▶ [TASK GOAL]
Go through the records and restate them word for word, omitting images.

========================

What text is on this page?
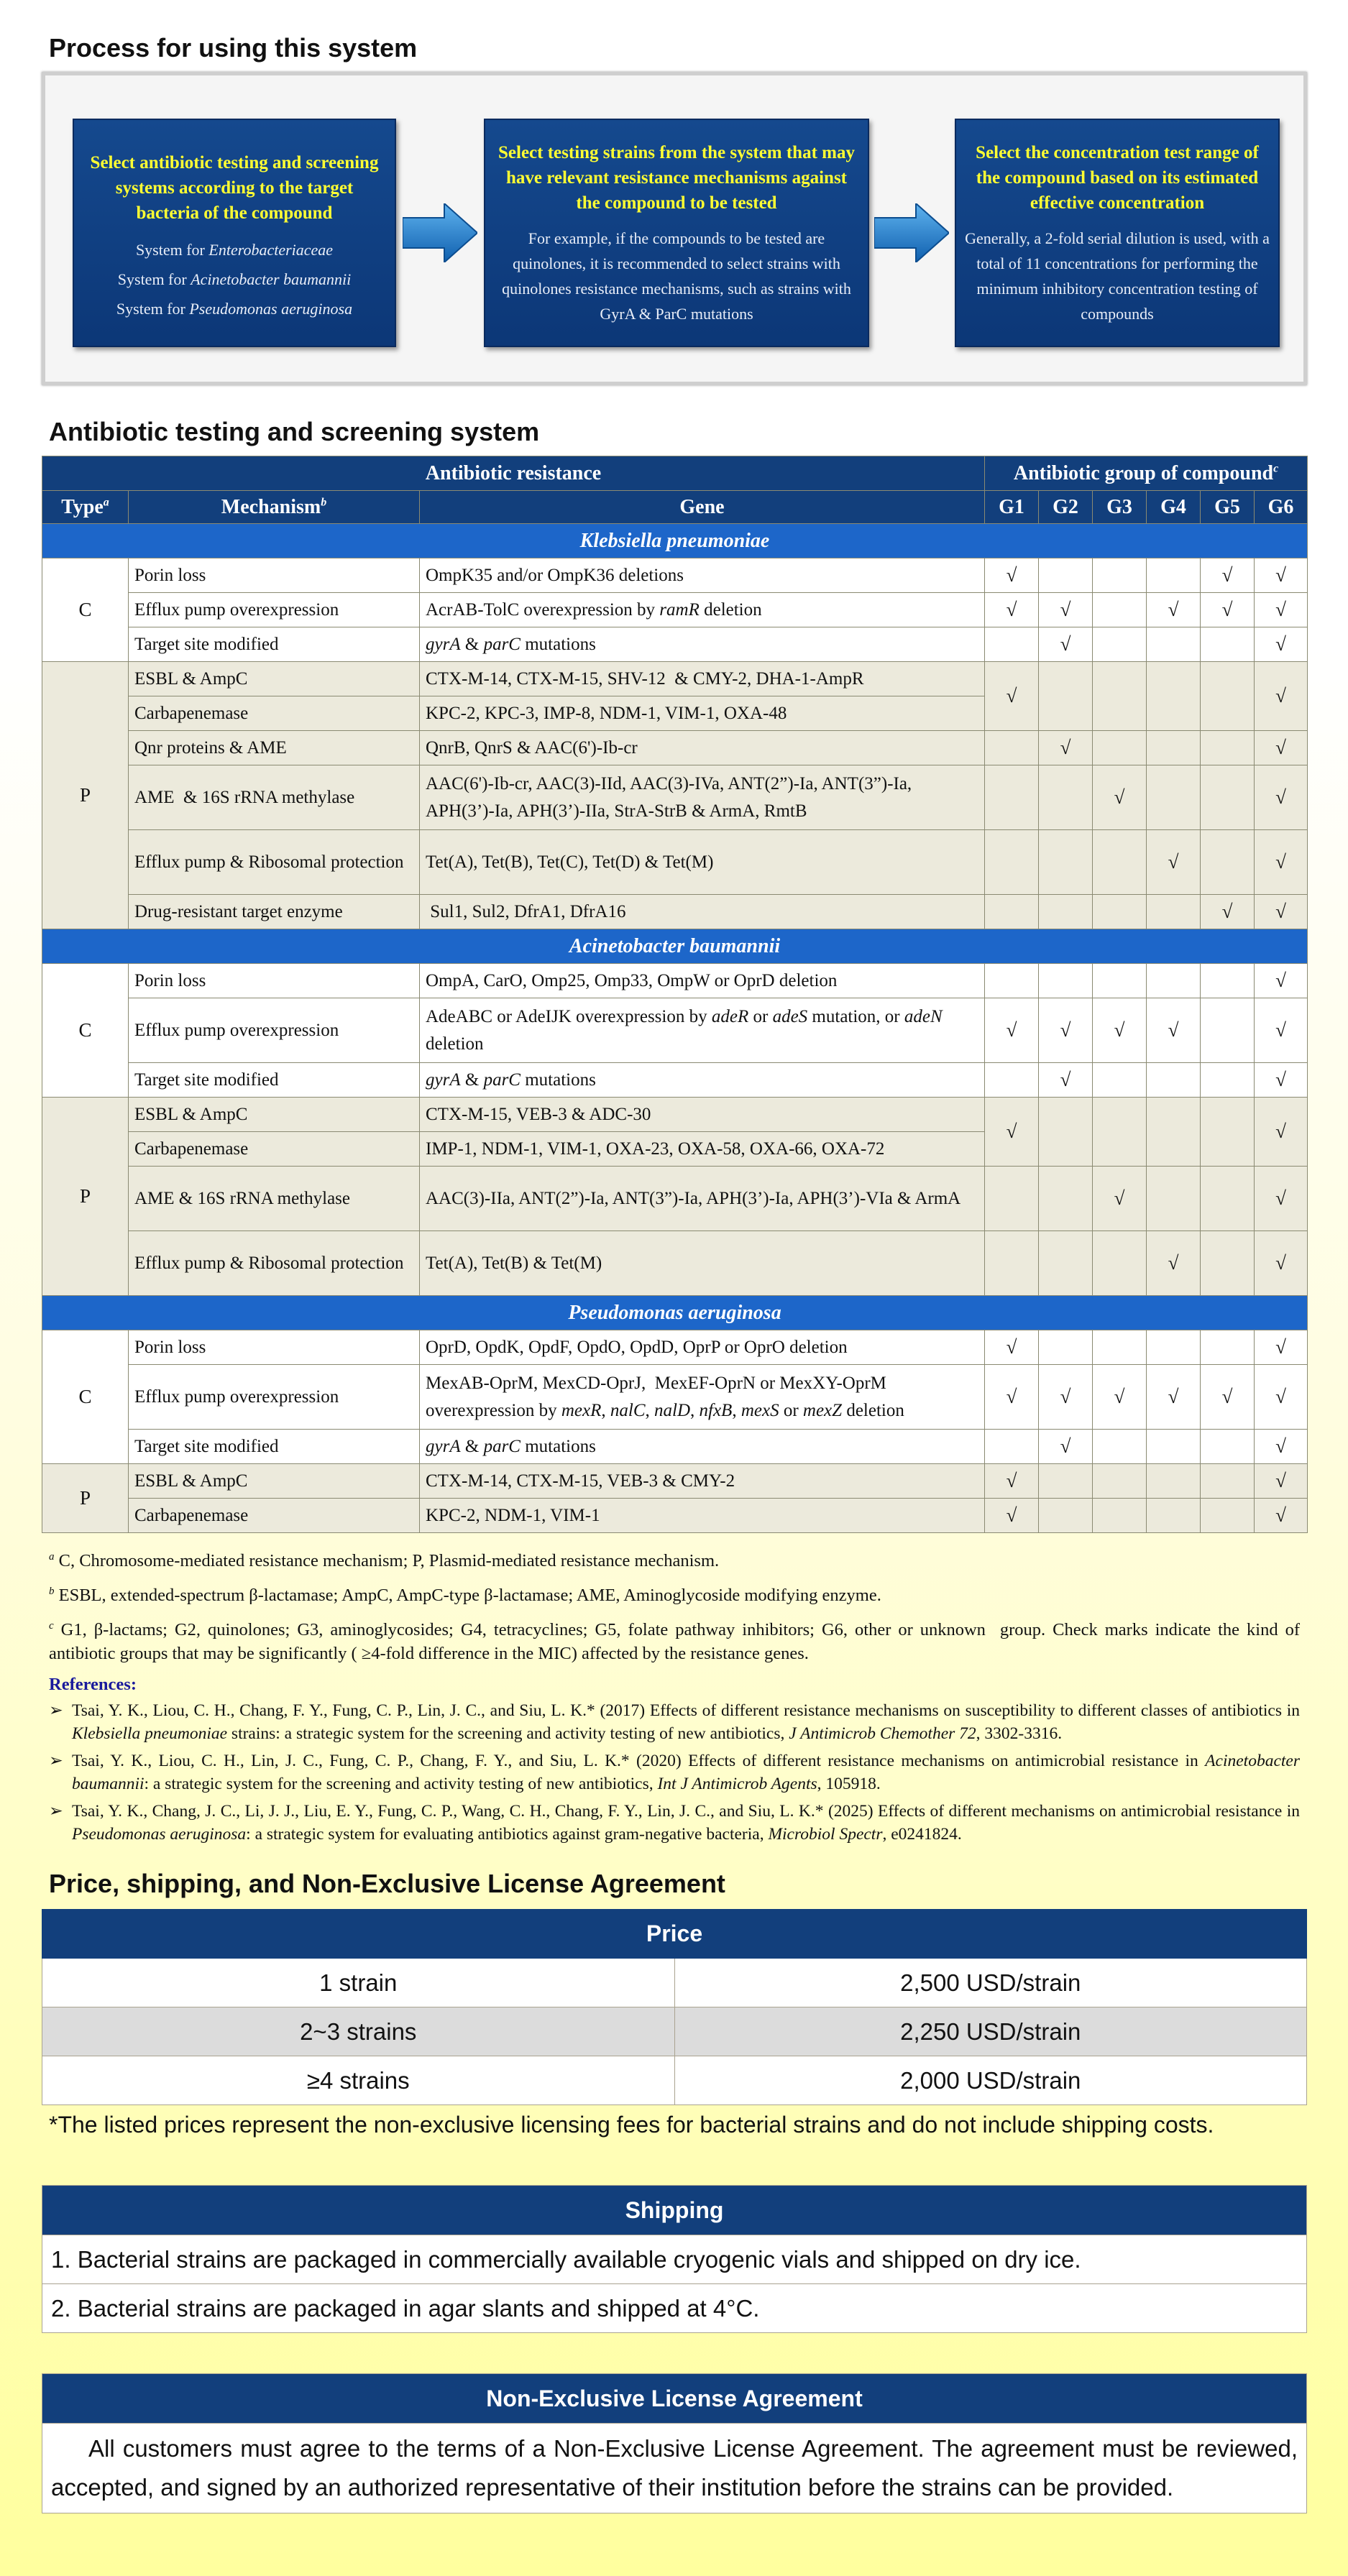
Process for using this system
Select antibiotic testing and screening systems according to the target bacteria of the compound
System for Enterobacteriaceae
System for Acinetobacter baumannii
System for Pseudomonas aeruginosa
Select testing strains from the system that may have relevant resistance mechanisms against the compound to be tested
For example, if the compounds to be tested are quinolones, it is recommended to select strains with quinolones resistance mechanisms, such as strains with GyrA & ParC mutations
Select the concentration test range of the compound based on its estimated effective concentration
Generally, a 2-fold serial dilution is used, with a total of 11 concentrations for performing the minimum inhibitory concentration testing of compounds
Antibiotic testing and screening system
Antibiotic resistance			Antibiotic group of compound$^c$
Type$^a$	Mechanism$^b$	Gene	G1	G2	G3	G4	G5	G6
Klebsiella pneumoniae								
C	Porin loss	OmpK35 and/or OmpK36 deletions	√				√	√
	Efflux pump overexpression	AcrAB-TolC overexpression by ramR deletion	√	√		√	√	√
	Target site modified	gyrA & parC mutations		√				√
P	ESBL & AmpC	CTX-M-14, CTX-M-15, SHV-12  & CMY-2, DHA-1-AmpR	√					√
	Carbapenemase	KPC-2, KPC-3, IMP-8, NDM-1, VIM-1, OXA-48						
	Qnr proteins & AME	QnrB, QnrS & AAC(6')-Ib-cr		√				√
	AME  & 16S rRNA methylase	AAC(6')-Ib-cr, AAC(3)-IId, AAC(3)-IVa, ANT(2”)-Ia, ANT(3”)-Ia, APH(3’)-Ia, APH(3’)-IIa, StrA-StrB & ArmA, RmtB			√			√
	Efflux pump & Ribosomal protection	Tet(A), Tet(B), Tet(C), Tet(D) & Tet(M)				√		√
	Drug-resistant target enzyme	Sul1, Sul2, DfrA1, DfrA16					√	√
Acinetobacter baumannii								
C	Porin loss	OmpA, CarO, Omp25, Omp33, OmpW or OprD deletion						√
	Efflux pump overexpression	AdeABC or AdeIJK overexpression by adeR or adeS mutation, or adeN deletion	√	√	√	√		√
	Target site modified	gyrA & parC mutations		√				√
P	ESBL & AmpC	CTX-M-15, VEB-3 & ADC-30	√					√
	Carbapenemase	IMP-1, NDM-1, VIM-1, OXA-23, OXA-58, OXA-66, OXA-72						
	AME & 16S rRNA methylase	AAC(3)-IIa, ANT(2”)-Ia, ANT(3”)-Ia, APH(3’)-Ia, APH(3’)-VIa & ArmA			√			√
	Efflux pump & Ribosomal protection	Tet(A), Tet(B) & Tet(M)				√		√
Pseudomonas aeruginosa								
C	Porin loss	OprD, OpdK, OpdF, OpdO, OpdD, OprP or OprO deletion	√					√
	Efflux pump overexpression	MexAB-OprM, MexCD-OprJ,  MexEF-OprN or MexXY-OprM overexpression by mexR, nalC, nalD, nfxB, mexS or mexZ deletion	√	√	√	√	√	√
	Target site modified	gyrA & parC mutations		√				√
P	ESBL & AmpC	CTX-M-14, CTX-M-15, VEB-3 & CMY-2	√					√
	Carbapenemase	KPC-2, NDM-1, VIM-1	√					√

$^a$ C, Chromosome-mediated resistance mechanism; P, Plasmid-mediated resistance mechanism.

$^b$ ESBL, extended-spectrum β-lactamase; AmpC, AmpC-type β-lactamase; AME, Aminoglycoside modifying enzyme.

$^c$ G1, β-lactams; G2, quinolones; G3, aminoglycosides; G4, tetracyclines; G5, folate pathway inhibitors; G6, other or unknown  group. Check marks indicate the kind of antibiotic groups that may be significantly ( ≥4-fold difference in the MIC) affected by the resistance genes.

References:

➢ Tsai, Y. K., Liou, C. H., Chang, F. Y., Fung, C. P., Lin, J. C., and Siu, L. K.* (2017) Effects of different resistance mechanisms on susceptibility to different classes of antibiotics in Klebsiella pneumoniae strains: a strategic system for the screening and activity testing of new antibiotics, J Antimicrob Chemother 72, 3302-3316.

➢ Tsai, Y. K., Liou, C. H., Lin, J. C., Fung, C. P., Chang, F. Y., and Siu, L. K.* (2020) Effects of different resistance mechanisms on antimicrobial resistance in Acinetobacter baumannii: a strategic system for the screening and activity testing of new antibiotics, Int J Antimicrob Agents, 105918.

➢ Tsai, Y. K., Chang, J. C., Li, J. J., Liu, E. Y., Fung, C. P., Wang, C. H., Chang, F. Y., Lin, J. C., and Siu, L. K.* (2025) Effects of different mechanisms on antimicrobial resistance in Pseudomonas aeruginosa: a strategic system for evaluating antibiotics against gram-negative bacteria, Microbiol Spectr, e0241824.

Price, shipping, and Non-Exclusive License Agreement
Price	
1 strain	2,500 USD/strain
2~3 strains	2,250 USD/strain
≥4 strains	2,000 USD/strain
*The listed prices represent the non-exclusive licensing fees for bacterial strains and do not include shipping costs.
Shipping
1. Bacterial strains are packaged in commercially available cryogenic vials and shipped on dry ice.
2. Bacterial strains are packaged in agar slants and shipped at 4°C.
Non-Exclusive License Agreement
All customers must agree to the terms of a Non-Exclusive License Agreement. The agreement must be reviewed, accepted, and signed by an authorized representative of their institution before the strains can be provided.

========================

▶ [SOLUTION TO THIS TASK]
What text is on this page?
Process for using this system
Select antibiotic testing and screening systems according to the target bacteria of the compound
System for Enterobacteriaceae
System for Acinetobacter baumannii
System for Pseudomonas aeruginosa
Select testing strains from the system that may have relevant resistance mechanisms against the compound to be tested
For example, if the compounds to be tested are quinolones, it is recommended to select strains with quinolones resistance mechanisms, such as strains with GyrA & ParC mutations
Select the concentration test range of the compound based on its estimated effective concentration
Generally, a 2-fold serial dilution is used, with a total of 11 concentrations for performing the minimum inhibitory concentration testing of compounds
Antibiotic testing and screening system
Antibiotic resistance			Antibiotic group of compound$^c$
Type$^a$	Mechanism$^b$	Gene	G1	G2	G3	G4	G5	G6
Klebsiella pneumoniae								
C	Porin loss	OmpK35 and/or OmpK36 deletions	√				√	√
	Efflux pump overexpression	AcrAB-TolC overexpression by ramR deletion	√	√		√	√	√
	Target site modified	gyrA & parC mutations		√				√
P	ESBL & AmpC	CTX-M-14, CTX-M-15, SHV-12  & CMY-2, DHA-1-AmpR	√					√
	Carbapenemase	KPC-2, KPC-3, IMP-8, NDM-1, VIM-1, OXA-48						
	Qnr proteins & AME	QnrB, QnrS & AAC(6')-Ib-cr		√				√
	AME  & 16S rRNA methylase	AAC(6')-Ib-cr, AAC(3)-IId, AAC(3)-IVa, ANT(2”)-Ia, ANT(3”)-Ia, APH(3’)-Ia, APH(3’)-IIa, StrA-StrB & ArmA, RmtB			√			√
	Efflux pump & Ribosomal protection	Tet(A), Tet(B), Tet(C), Tet(D) & Tet(M)				√		√
	Drug-resistant target enzyme	Sul1, Sul2, DfrA1, DfrA16					√	√
Acinetobacter baumannii								
C	Porin loss	OmpA, CarO, Omp25, Omp33, OmpW or OprD deletion						√
	Efflux pump overexpression	AdeABC or AdeIJK overexpression by adeR or adeS mutation, or adeN deletion	√	√	√	√		√
	Target site modified	gyrA & parC mutations		√				√
P	ESBL & AmpC	CTX-M-15, VEB-3 & ADC-30	√					√
	Carbapenemase	IMP-1, NDM-1, VIM-1, OXA-23, OXA-58, OXA-66, OXA-72						
	AME & 16S rRNA methylase	AAC(3)-IIa, ANT(2”)-Ia, ANT(3”)-Ia, APH(3’)-Ia, APH(3’)-VIa & ArmA			√			√
	Efflux pump & Ribosomal protection	Tet(A), Tet(B) & Tet(M)				√		√
Pseudomonas aeruginosa								
C	Porin loss	OprD, OpdK, OpdF, OpdO, OpdD, OprP or OprO deletion	√					√
	Efflux pump overexpression	MexAB-OprM, MexCD-OprJ,  MexEF-OprN or MexXY-OprM overexpression by mexR, nalC, nalD, nfxB, mexS or mexZ deletion	√	√	√	√	√	√
	Target site modified	gyrA & parC mutations		√				√
P	ESBL & AmpC	CTX-M-14, CTX-M-15, VEB-3 & CMY-2	√					√
	Carbapenemase	KPC-2, NDM-1, VIM-1	√					√

$^a$ C, Chromosome-mediated resistance mechanism; P, Plasmid-mediated resistance mechanism.

$^b$ ESBL, extended-spectrum β-lactamase; AmpC, AmpC-type β-lactamase; AME, Aminoglycoside modifying enzyme.

$^c$ G1, β-lactams; G2, quinolones; G3, aminoglycosides; G4, tetracyclines; G5, folate pathway inhibitors; G6, other or unknown  group. Check marks indicate the kind of antibiotic groups that may be significantly ( ≥4-fold difference in the MIC) affected by the resistance genes.

References:

➢ Tsai, Y. K., Liou, C. H., Chang, F. Y., Fung, C. P., Lin, J. C., and Siu, L. K.* (2017) Effects of different resistance mechanisms on susceptibility to different classes of antibiotics in Klebsiella pneumoniae strains: a strategic system for the screening and activity testing of new antibiotics, J Antimicrob Chemother 72, 3302-3316.

➢ Tsai, Y. K., Liou, C. H., Lin, J. C., Fung, C. P., Chang, F. Y., and Siu, L. K.* (2020) Effects of different resistance mechanisms on antimicrobial resistance in Acinetobacter baumannii: a strategic system for the screening and activity testing of new antibiotics, Int J Antimicrob Agents, 105918.

➢ Tsai, Y. K., Chang, J. C., Li, J. J., Liu, E. Y., Fung, C. P., Wang, C. H., Chang, F. Y., Lin, J. C., and Siu, L. K.* (2025) Effects of different mechanisms on antimicrobial resistance in Pseudomonas aeruginosa: a strategic system for evaluating antibiotics against gram-negative bacteria, Microbiol Spectr, e0241824.

Price, shipping, and Non-Exclusive License Agreement
Price	
1 strain	2,500 USD/strain
2~3 strains	2,250 USD/strain
≥4 strains	2,000 USD/strain
*The listed prices represent the non-exclusive licensing fees for bacterial strains and do not include shipping costs.
Shipping
1. Bacterial strains are packaged in commercially available cryogenic vials and shipped on dry ice.
2. Bacterial strains are packaged in agar slants and shipped at 4°C.
Non-Exclusive License Agreement
All customers must agree to the terms of a Non-Exclusive License Agreement. The agreement must be reviewed, accepted, and signed by an authorized representative of their institution before the strains can be provided.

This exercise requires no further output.